_THE PROBLEM_.
Faithfully return all lines, omitting every embedded picture.

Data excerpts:
— START —

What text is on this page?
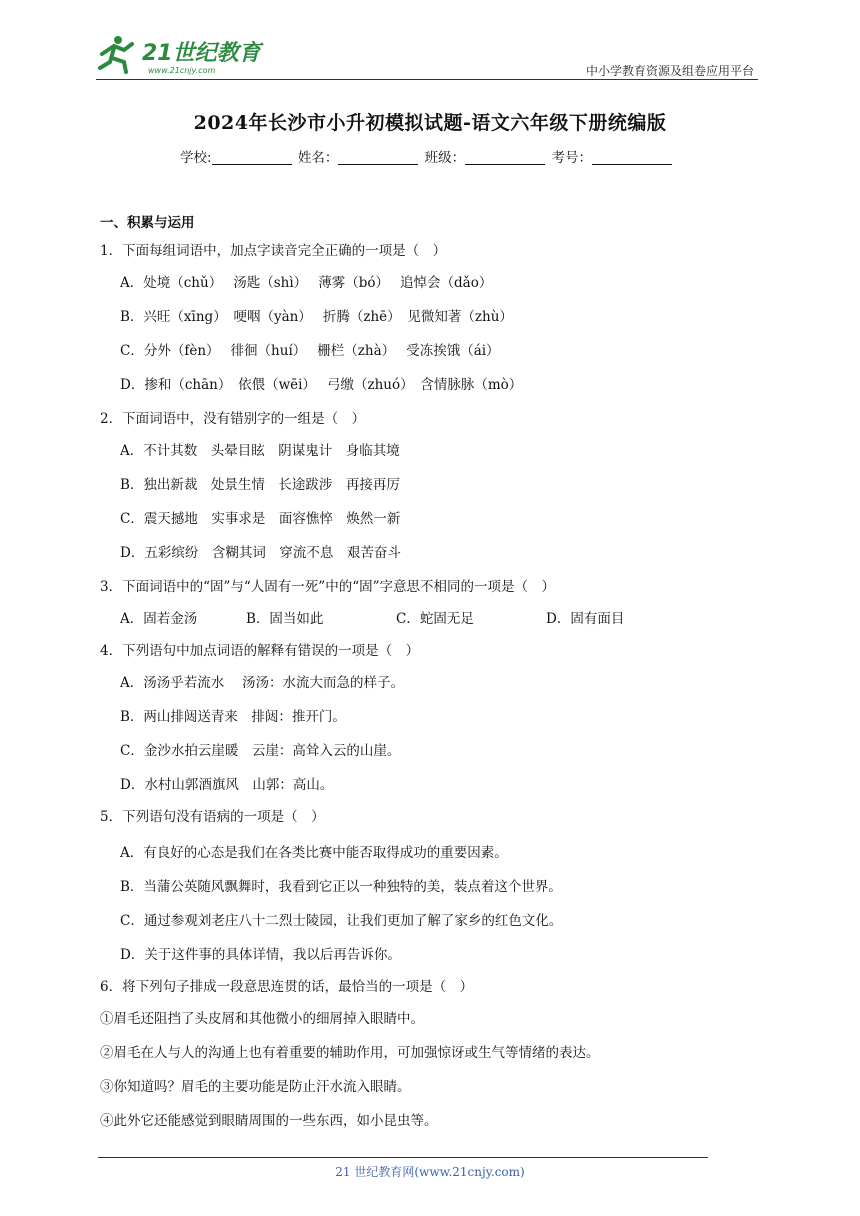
21世纪教育
www.21cnjy.com	中小学教育资源及组卷应用平台
2024年长沙市小升初模拟试题-语文六年级下册统编版
学校:	姓名：	班级：	考号：
一、积累与运用
1．下面每组词语中，加点字读音完全正确的一项是（　）
A．处境（chǔ）　 汤匙（shì）　 薄雾（bó）　 追悼会（dǎo）
B．兴旺（xīng）　哽咽（yàn）　 折腾（zhē）　见微知著（zhù）
C．分外（fèn）　 徘徊（huí）　 栅栏（zhà）　 受冻挨饿（ái）
D．掺和（chān）　依偎（wēi）　 弓缴（zhuó）　含情脉脉（mò）
2．下面词语中，没有错别字的一组是（　）
A．不计其数　头晕目眩　阴谋鬼计　身临其境
B．独出新裁　处景生情　长途跋涉　再接再厉
C．震天撼地　实事求是　面容憔悴　焕然一新
D．五彩缤纷　含糊其词　穿流不息　艰苦奋斗
3．下面词语中的“固”与“人固有一死”中的“固”字意思不相同的一项是（　）
A．固若金汤	B．固当如此	C．蛇固无足	D．固有面目
4．下列语句中加点词语的解释有错误的一项是（　）
A．汤汤乎若流水　 汤汤：水流大而急的样子。
B．两山排闼送青来　排闼：推开门。
C．金沙水拍云崖暖　云崖：高耸入云的山崖。
D．水村山郭酒旗风　山郭：高山。
5．下列语句没有语病的一项是（　）
A．有良好的心态是我们在各类比赛中能否取得成功的重要因素。
B．当蒲公英随风飘舞时，我看到它正以一种独特的美，装点着这个世界。
C．通过参观刘老庄八十二烈士陵园，让我们更加了解了家乡的红色文化。
D．关于这件事的具体详情，我以后再告诉你。
6．将下列句子排成一段意思连贯的话，最恰当的一项是（　）
①眉毛还阻挡了头皮屑和其他微小的细屑掉入眼睛中。
②眉毛在人与人的沟通上也有着重要的辅助作用，可加强惊讶或生气等情绪的表达。
③你知道吗？眉毛的主要功能是防止汗水流入眼睛。
④此外它还能感觉到眼睛周围的一些东西，如小昆虫等。
21 世纪教育网(www.21cnjy.com)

— END —

_REPLY_.
What text is on this page?
21世纪教育
www.21cnjy.com	中小学教育资源及组卷应用平台
2024年长沙市小升初模拟试题-语文六年级下册统编版
学校:	姓名：	班级：	考号：
一、积累与运用
1．下面每组词语中，加点字读音完全正确的一项是（　）
A．处境（chǔ）　 汤匙（shì）　 薄雾（bó）　 追悼会（dǎo）
B．兴旺（xīng）　哽咽（yàn）　 折腾（zhē）　见微知著（zhù）
C．分外（fèn）　 徘徊（huí）　 栅栏（zhà）　 受冻挨饿（ái）
D．掺和（chān）　依偎（wēi）　 弓缴（zhuó）　含情脉脉（mò）
2．下面词语中，没有错别字的一组是（　）
A．不计其数　头晕目眩　阴谋鬼计　身临其境
B．独出新裁　处景生情　长途跋涉　再接再厉
C．震天撼地　实事求是　面容憔悴　焕然一新
D．五彩缤纷　含糊其词　穿流不息　艰苦奋斗
3．下面词语中的“固”与“人固有一死”中的“固”字意思不相同的一项是（　）
A．固若金汤	B．固当如此	C．蛇固无足	D．固有面目
4．下列语句中加点词语的解释有错误的一项是（　）
A．汤汤乎若流水　 汤汤：水流大而急的样子。
B．两山排闼送青来　排闼：推开门。
C．金沙水拍云崖暖　云崖：高耸入云的山崖。
D．水村山郭酒旗风　山郭：高山。
5．下列语句没有语病的一项是（　）
A．有良好的心态是我们在各类比赛中能否取得成功的重要因素。
B．当蒲公英随风飘舞时，我看到它正以一种独特的美，装点着这个世界。
C．通过参观刘老庄八十二烈士陵园，让我们更加了解了家乡的红色文化。
D．关于这件事的具体详情，我以后再告诉你。
6．将下列句子排成一段意思连贯的话，最恰当的一项是（　）
①眉毛还阻挡了头皮屑和其他微小的细屑掉入眼睛中。
②眉毛在人与人的沟通上也有着重要的辅助作用，可加强惊讶或生气等情绪的表达。
③你知道吗？眉毛的主要功能是防止汗水流入眼睛。
④此外它还能感觉到眼睛周围的一些东西，如小昆虫等。
21 世纪教育网(www.21cnjy.com)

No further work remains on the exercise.